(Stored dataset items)

— Start —

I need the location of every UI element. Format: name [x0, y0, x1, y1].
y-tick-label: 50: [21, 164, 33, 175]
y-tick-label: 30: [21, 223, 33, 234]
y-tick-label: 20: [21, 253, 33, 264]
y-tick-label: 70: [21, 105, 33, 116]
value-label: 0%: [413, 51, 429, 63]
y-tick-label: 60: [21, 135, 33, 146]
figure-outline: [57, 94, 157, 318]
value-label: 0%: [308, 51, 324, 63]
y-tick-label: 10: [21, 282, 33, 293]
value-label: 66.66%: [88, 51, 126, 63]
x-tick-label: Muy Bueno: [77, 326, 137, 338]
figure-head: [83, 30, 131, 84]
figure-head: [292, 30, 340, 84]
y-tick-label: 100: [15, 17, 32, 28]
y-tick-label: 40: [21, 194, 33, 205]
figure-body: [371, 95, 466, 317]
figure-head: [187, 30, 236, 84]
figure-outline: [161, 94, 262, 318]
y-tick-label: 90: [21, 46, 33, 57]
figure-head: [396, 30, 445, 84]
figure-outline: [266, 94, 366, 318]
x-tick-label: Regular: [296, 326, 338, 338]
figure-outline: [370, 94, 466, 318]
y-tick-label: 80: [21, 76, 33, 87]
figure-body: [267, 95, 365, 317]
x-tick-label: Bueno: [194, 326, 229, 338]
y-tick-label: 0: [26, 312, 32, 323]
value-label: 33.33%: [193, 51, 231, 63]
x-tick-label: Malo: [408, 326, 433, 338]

— End —

TASK STATEMENT: Format the rows above as a Markdown table with the columns Number and Record line, giving each non-blank line its own numbered row.

SOLUTION FOR THIS EXERCISE:
| Number | Record line |
|---|---|
| 1 | I need the location of every UI element. Format: name [x0, y0, x1, y1]. |
| 2 | y-tick-label: 50: [21, 164, 33, 175] |
| 3 | y-tick-label: 30: [21, 223, 33, 234] |
| 4 | y-tick-label: 20: [21, 253, 33, 264] |
| 5 | y-tick-label: 70: [21, 105, 33, 116] |
| 6 | value-label: 0%: [413, 51, 429, 63] |
| 7 | y-tick-label: 60: [21, 135, 33, 146] |
| 8 | figure-outline: [57, 94, 157, 318] |
| 9 | value-label: 0%: [308, 51, 324, 63] |
| 10 | y-tick-label: 10: [21, 282, 33, 293] |
| 11 | value-label: 66.66%: [88, 51, 126, 63] |
| 12 | x-tick-label: Muy Bueno: [77, 326, 137, 338] |
| 13 | figure-head: [83, 30, 131, 84] |
| 14 | figure-head: [292, 30, 340, 84] |
| 15 | y-tick-label: 100: [15, 17, 32, 28] |
| 16 | y-tick-label: 40: [21, 194, 33, 205] |
| 17 | figure-body: [371, 95, 466, 317] |
| 18 | figure-head: [187, 30, 236, 84] |
| 19 | figure-outline: [161, 94, 262, 318] |
| 20 | y-tick-label: 90: [21, 46, 33, 57] |
| 21 | figure-head: [396, 30, 445, 84] |
| 22 | figure-outline: [266, 94, 366, 318] |
| 23 | x-tick-label: Regular: [296, 326, 338, 338] |
| 24 | figure-outline: [370, 94, 466, 318] |
| 25 | y-tick-label: 80: [21, 76, 33, 87] |
| 26 | figure-body: [267, 95, 365, 317] |
| 27 | x-tick-label: Bueno: [194, 326, 229, 338] |
| 28 | y-tick-label: 0: [26, 312, 32, 323] |
| 29 | value-label: 33.33%: [193, 51, 231, 63] |
| 30 | x-tick-label: Malo: [408, 326, 433, 338] |